The exercise: Images should be left out, and everything else in the listing reproduced exactly.

Collection entries:

======

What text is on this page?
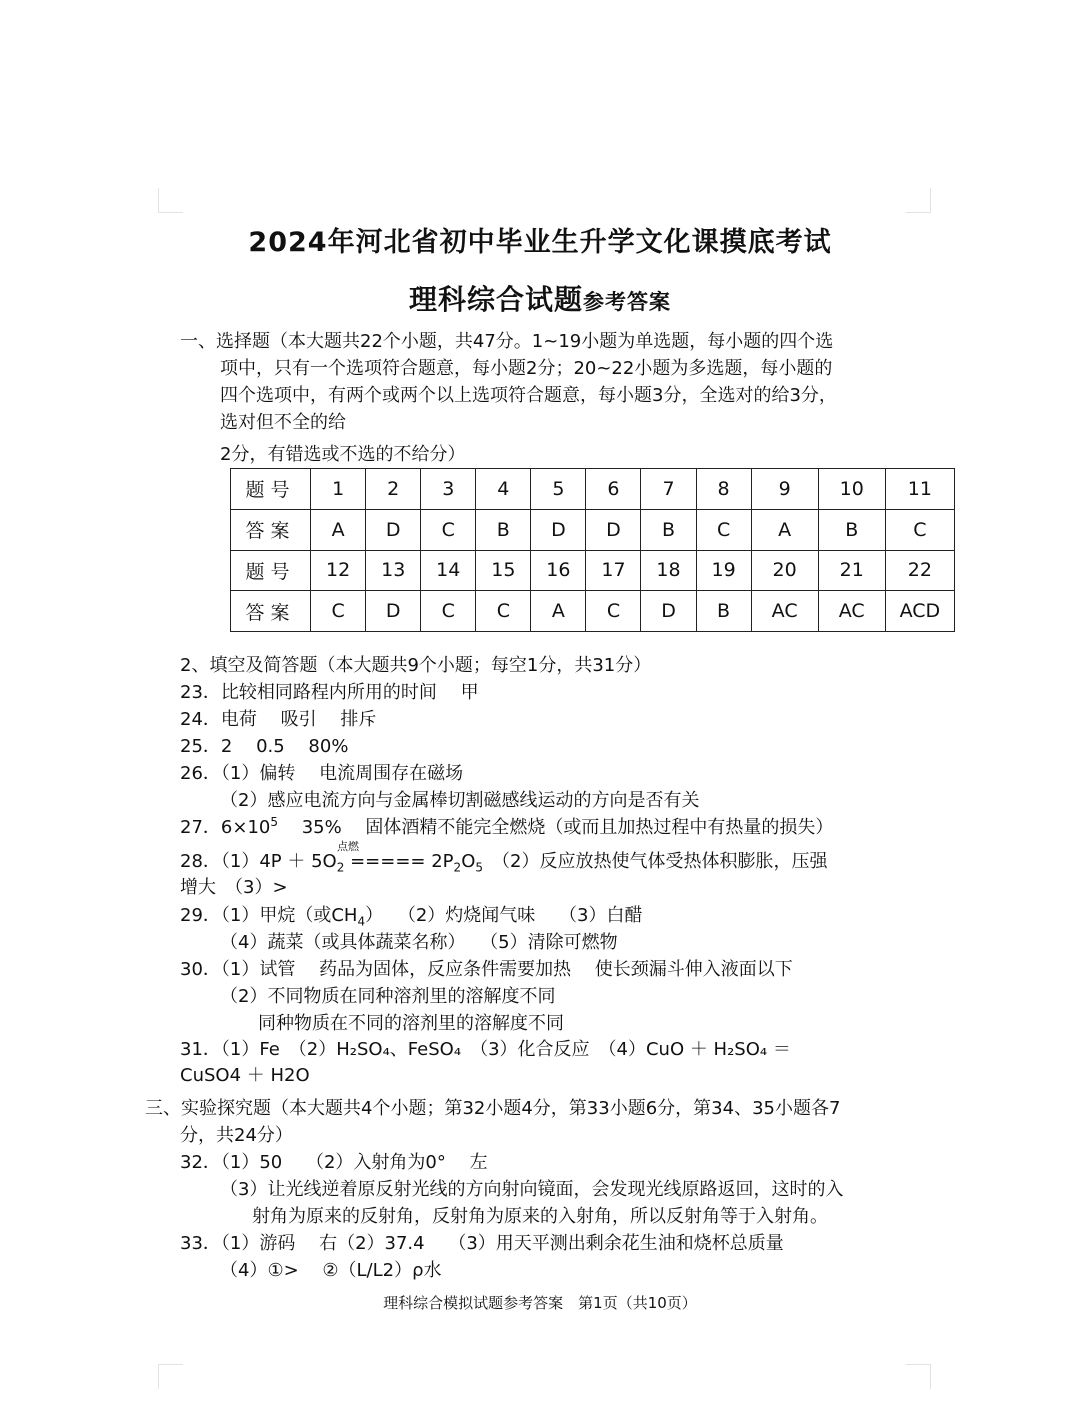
2024年河北省初中毕业生升学文化课摸底考试
理科综合试题参考答案
一、选择题（本大题共22个小题，共47分。1~19小题为单选题，每小题的四个选
项中，只有一个选项符合题意，每小题2分；20~22小题为多选题，每小题的
四个选项中，有两个或两个以上选项符合题意，每小题3分，全选对的给3分，
选对但不全的给
2分，有错选或不选的不给分）
题号	1	2	3	4	5	6	7	8	9	10	11
答案	A	D	C	B	D	D	B	C	A	B	C
题号	12	13	14	15	16	17	18	19	20	21	22
答案	C	D	C	C	A	C	D	B	AC	AC	ACD
2、填空及简答题（本大题共9个小题；每空1分，共31分）
23．比较相同路程内所用的时间　 甲
24．电荷　 吸引　 排斥
25．2　 0.5　 80%
26．（1）偏转　 电流周围存在磁场
（2）感应电流方向与金属棒切割磁感线运动的方向是否有关
27．$6\times 10^5$　 35%　 固体酒精不能完全燃烧（或而且加热过程中有热量的损失）
点燃
28．$(1)4P + 5O_2$ ===== $2P_2O_5$　（2）反应放热使气体受热体积膨胀，压强
增大　（3）>
29．（1）甲烷（或$CH_4$）　 （2）灼烧闻气味　 （3）白醋
（4）蔬菜（或具体蔬菜名称）　 （5）清除可燃物
30．（1）试管　 药品为固体，反应条件需要加热　 使长颈漏斗伸入液面以下
（2）不同物质在同种溶剂里的溶解度不同
同种物质在不同的溶剂里的溶解度不同
31．（1）Fe　（2）H₂SO₄、FeSO₄　（3）化合反应　（4）CuO ＋ H₂SO₄ ＝
CuSO4 ＋ H2O
三、实验探究题（本大题共4个小题；第32小题4分，第33小题6分，第34、35小题各7
分，共24分）
32．（1）50　 （2）入射角为0°　 左
（3）让光线逆着原反射光线的方向射向镜面，会发现光线原路返回，这时的入
射角为原来的反射角，反射角为原来的入射角，所以反射角等于入射角。
33．（1）游码　 右（2）37.4　 （3）用天平测出剩余花生油和烧杯总质量
（4）①>　 ②（L/L2）ρ水
理科综合模拟试题参考答案　第1页（共10页）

======

Task answer:
What text is on this page?
2024年河北省初中毕业生升学文化课摸底考试
理科综合试题参考答案
一、选择题（本大题共22个小题，共47分。1~19小题为单选题，每小题的四个选
项中，只有一个选项符合题意，每小题2分；20~22小题为多选题，每小题的
四个选项中，有两个或两个以上选项符合题意，每小题3分，全选对的给3分，
选对但不全的给
2分，有错选或不选的不给分）
题号	1	2	3	4	5	6	7	8	9	10	11
答案	A	D	C	B	D	D	B	C	A	B	C
题号	12	13	14	15	16	17	18	19	20	21	22
答案	C	D	C	C	A	C	D	B	AC	AC	ACD
2、填空及简答题（本大题共9个小题；每空1分，共31分）
23．比较相同路程内所用的时间　 甲
24．电荷　 吸引　 排斥
25．2　 0.5　 80%
26．（1）偏转　 电流周围存在磁场
（2）感应电流方向与金属棒切割磁感线运动的方向是否有关
27．$6\times 10^5$　 35%　 固体酒精不能完全燃烧（或而且加热过程中有热量的损失）
点燃
28．$(1)4P + 5O_2$ ===== $2P_2O_5$　（2）反应放热使气体受热体积膨胀，压强
增大　（3）>
29．（1）甲烷（或$CH_4$）　 （2）灼烧闻气味　 （3）白醋
（4）蔬菜（或具体蔬菜名称）　 （5）清除可燃物
30．（1）试管　 药品为固体，反应条件需要加热　 使长颈漏斗伸入液面以下
（2）不同物质在同种溶剂里的溶解度不同
同种物质在不同的溶剂里的溶解度不同
31．（1）Fe　（2）H₂SO₄、FeSO₄　（3）化合反应　（4）CuO ＋ H₂SO₄ ＝
CuSO4 ＋ H2O
三、实验探究题（本大题共4个小题；第32小题4分，第33小题6分，第34、35小题各7
分，共24分）
32．（1）50　 （2）入射角为0°　 左
（3）让光线逆着原反射光线的方向射向镜面，会发现光线原路返回，这时的入
射角为原来的反射角，反射角为原来的入射角，所以反射角等于入射角。
33．（1）游码　 右（2）37.4　 （3）用天平测出剩余花生油和烧杯总质量
（4）①>　 ②（L/L2）ρ水
理科综合模拟试题参考答案　第1页（共10页）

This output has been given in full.